— EXERCISE REQUIREMENTS —
For each line that holds "cohorts", copy the line out.

● ● ● ●

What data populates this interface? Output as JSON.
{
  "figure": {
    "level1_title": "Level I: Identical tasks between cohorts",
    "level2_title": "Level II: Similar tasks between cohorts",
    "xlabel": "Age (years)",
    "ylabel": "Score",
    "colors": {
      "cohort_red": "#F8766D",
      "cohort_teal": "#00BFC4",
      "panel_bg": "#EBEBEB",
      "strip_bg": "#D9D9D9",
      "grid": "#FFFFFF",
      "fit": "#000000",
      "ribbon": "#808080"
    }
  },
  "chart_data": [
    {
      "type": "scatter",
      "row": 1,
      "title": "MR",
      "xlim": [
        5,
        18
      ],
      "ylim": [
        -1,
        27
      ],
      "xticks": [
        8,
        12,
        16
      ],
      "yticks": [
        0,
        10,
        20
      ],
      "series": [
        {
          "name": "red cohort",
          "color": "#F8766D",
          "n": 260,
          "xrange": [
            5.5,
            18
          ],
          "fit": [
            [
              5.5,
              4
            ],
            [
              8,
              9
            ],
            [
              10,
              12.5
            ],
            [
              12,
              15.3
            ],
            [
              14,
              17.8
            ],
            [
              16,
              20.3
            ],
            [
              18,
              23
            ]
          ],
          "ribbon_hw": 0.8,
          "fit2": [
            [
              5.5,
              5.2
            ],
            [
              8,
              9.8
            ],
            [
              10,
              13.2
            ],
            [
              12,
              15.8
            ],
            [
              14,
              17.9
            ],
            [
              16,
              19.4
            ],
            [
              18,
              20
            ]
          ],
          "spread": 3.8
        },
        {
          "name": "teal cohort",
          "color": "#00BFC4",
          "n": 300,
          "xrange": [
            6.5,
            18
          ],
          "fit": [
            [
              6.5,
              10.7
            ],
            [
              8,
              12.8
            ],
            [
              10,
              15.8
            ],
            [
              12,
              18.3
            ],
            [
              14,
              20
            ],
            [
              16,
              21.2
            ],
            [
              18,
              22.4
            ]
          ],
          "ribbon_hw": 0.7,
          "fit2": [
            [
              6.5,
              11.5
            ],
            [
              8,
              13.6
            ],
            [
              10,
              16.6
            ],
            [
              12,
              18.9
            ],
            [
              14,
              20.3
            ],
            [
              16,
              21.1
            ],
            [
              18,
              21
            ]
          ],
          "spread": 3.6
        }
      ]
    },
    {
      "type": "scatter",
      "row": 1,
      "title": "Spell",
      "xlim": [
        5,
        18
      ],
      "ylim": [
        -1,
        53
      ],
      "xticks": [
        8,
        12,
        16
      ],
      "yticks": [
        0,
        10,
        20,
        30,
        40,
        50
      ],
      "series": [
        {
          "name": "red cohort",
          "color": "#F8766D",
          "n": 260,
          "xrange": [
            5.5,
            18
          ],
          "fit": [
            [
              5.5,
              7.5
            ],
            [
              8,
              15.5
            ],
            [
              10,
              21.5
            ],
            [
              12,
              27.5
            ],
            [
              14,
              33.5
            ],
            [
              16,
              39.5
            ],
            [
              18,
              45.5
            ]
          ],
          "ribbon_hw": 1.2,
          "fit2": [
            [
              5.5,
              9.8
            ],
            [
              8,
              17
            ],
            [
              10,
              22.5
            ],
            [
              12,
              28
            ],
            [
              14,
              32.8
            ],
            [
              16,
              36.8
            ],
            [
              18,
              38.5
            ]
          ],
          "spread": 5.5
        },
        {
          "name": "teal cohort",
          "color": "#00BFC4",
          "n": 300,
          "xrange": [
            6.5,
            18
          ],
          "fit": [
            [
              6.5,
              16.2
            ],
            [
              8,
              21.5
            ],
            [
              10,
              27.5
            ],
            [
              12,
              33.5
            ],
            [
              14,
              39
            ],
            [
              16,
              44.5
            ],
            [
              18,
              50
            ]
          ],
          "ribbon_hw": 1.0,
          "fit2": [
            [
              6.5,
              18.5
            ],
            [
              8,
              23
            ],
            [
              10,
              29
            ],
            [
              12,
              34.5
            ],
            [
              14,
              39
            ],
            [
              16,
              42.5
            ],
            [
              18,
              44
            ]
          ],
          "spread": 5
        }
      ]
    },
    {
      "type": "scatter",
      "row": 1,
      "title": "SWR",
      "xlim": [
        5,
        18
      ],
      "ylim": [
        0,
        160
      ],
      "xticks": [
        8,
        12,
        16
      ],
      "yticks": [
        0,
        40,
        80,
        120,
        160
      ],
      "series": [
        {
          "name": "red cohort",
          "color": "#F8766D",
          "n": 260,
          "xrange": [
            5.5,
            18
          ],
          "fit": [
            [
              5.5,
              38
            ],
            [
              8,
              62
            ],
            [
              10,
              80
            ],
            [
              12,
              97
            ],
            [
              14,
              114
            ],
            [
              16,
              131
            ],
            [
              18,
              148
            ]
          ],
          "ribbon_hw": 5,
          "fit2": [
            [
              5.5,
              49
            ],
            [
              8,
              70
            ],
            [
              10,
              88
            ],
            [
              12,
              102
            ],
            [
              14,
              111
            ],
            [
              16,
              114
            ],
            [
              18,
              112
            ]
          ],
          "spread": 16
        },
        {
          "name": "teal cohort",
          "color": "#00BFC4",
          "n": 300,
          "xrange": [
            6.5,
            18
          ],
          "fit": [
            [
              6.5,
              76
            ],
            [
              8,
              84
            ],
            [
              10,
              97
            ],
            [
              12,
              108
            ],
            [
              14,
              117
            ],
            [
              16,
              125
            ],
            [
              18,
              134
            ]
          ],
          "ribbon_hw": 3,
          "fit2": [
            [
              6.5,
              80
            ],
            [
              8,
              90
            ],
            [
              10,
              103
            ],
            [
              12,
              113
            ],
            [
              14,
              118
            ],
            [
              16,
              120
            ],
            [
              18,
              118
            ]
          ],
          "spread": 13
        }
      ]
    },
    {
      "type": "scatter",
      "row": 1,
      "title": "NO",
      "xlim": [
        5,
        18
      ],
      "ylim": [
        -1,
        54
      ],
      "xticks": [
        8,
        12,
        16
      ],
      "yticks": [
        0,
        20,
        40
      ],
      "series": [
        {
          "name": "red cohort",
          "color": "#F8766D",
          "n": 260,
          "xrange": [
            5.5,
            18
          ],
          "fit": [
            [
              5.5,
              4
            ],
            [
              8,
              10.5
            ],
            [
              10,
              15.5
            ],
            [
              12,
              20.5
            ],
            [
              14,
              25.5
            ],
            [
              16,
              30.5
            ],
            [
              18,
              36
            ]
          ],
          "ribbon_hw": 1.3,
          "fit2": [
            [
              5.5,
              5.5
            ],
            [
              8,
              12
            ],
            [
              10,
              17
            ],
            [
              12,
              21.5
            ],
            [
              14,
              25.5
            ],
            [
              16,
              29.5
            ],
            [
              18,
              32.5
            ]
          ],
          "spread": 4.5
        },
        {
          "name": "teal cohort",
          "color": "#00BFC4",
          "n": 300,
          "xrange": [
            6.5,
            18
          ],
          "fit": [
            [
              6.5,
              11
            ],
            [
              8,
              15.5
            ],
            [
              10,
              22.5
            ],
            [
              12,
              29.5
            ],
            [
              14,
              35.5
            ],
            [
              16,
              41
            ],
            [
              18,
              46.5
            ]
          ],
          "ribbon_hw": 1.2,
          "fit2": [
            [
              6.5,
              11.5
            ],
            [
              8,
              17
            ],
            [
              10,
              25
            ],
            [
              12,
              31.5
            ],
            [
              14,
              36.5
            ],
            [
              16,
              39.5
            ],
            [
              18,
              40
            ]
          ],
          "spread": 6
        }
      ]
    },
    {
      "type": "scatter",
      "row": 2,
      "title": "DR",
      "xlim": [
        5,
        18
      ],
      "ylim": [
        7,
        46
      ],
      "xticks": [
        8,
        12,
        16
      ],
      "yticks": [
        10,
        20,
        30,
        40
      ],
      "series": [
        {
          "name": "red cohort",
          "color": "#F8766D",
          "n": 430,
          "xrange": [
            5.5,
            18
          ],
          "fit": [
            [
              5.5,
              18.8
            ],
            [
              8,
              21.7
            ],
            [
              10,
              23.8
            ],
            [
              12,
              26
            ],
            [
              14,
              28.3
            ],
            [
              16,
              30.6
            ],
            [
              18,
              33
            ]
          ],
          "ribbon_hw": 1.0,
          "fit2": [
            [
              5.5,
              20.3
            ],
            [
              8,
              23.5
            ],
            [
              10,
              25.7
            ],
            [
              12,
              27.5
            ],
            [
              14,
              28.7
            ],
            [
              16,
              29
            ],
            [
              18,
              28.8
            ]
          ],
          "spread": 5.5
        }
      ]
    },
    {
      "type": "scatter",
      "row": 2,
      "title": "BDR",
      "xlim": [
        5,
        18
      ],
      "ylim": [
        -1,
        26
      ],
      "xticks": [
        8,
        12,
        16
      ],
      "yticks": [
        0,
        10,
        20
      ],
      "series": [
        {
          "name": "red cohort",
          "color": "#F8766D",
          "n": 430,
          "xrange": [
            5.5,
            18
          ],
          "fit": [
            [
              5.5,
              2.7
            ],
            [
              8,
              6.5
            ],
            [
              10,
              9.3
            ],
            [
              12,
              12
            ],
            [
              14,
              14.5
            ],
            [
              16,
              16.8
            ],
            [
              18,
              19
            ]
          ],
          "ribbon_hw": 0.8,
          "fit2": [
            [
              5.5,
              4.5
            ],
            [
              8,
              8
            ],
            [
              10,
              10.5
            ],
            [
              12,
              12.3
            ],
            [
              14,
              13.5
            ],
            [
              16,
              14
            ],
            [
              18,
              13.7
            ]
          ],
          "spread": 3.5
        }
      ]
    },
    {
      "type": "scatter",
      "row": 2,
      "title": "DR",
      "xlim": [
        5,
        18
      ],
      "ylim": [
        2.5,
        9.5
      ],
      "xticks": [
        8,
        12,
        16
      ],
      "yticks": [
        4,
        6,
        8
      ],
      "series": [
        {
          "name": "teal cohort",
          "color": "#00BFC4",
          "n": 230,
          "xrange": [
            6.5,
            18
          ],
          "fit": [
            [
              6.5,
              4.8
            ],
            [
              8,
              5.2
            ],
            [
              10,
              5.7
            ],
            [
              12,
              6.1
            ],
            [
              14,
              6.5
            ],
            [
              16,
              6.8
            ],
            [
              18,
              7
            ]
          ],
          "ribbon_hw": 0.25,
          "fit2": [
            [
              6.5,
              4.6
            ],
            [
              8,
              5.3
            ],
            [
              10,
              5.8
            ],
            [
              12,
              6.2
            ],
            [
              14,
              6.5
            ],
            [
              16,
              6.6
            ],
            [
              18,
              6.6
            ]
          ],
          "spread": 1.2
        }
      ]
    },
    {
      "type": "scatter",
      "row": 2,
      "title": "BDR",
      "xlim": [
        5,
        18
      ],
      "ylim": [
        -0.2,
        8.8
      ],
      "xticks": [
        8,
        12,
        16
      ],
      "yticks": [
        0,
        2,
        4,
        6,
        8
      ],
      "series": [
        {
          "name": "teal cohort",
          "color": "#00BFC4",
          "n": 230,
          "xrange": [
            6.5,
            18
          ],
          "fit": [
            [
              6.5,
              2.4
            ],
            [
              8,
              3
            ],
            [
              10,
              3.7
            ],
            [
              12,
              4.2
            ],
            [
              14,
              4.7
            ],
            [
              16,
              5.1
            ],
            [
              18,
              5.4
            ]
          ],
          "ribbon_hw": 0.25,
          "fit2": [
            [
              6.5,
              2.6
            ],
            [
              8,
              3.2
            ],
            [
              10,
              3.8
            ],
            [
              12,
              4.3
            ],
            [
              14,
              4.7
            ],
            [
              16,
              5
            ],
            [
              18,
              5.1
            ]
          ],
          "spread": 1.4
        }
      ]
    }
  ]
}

● ● ● ●

— ANSWER TO THIS TASK —
    "level1_title": "Level I: Identical tasks between cohorts",
    "level2_title": "Level II: Similar tasks between cohorts",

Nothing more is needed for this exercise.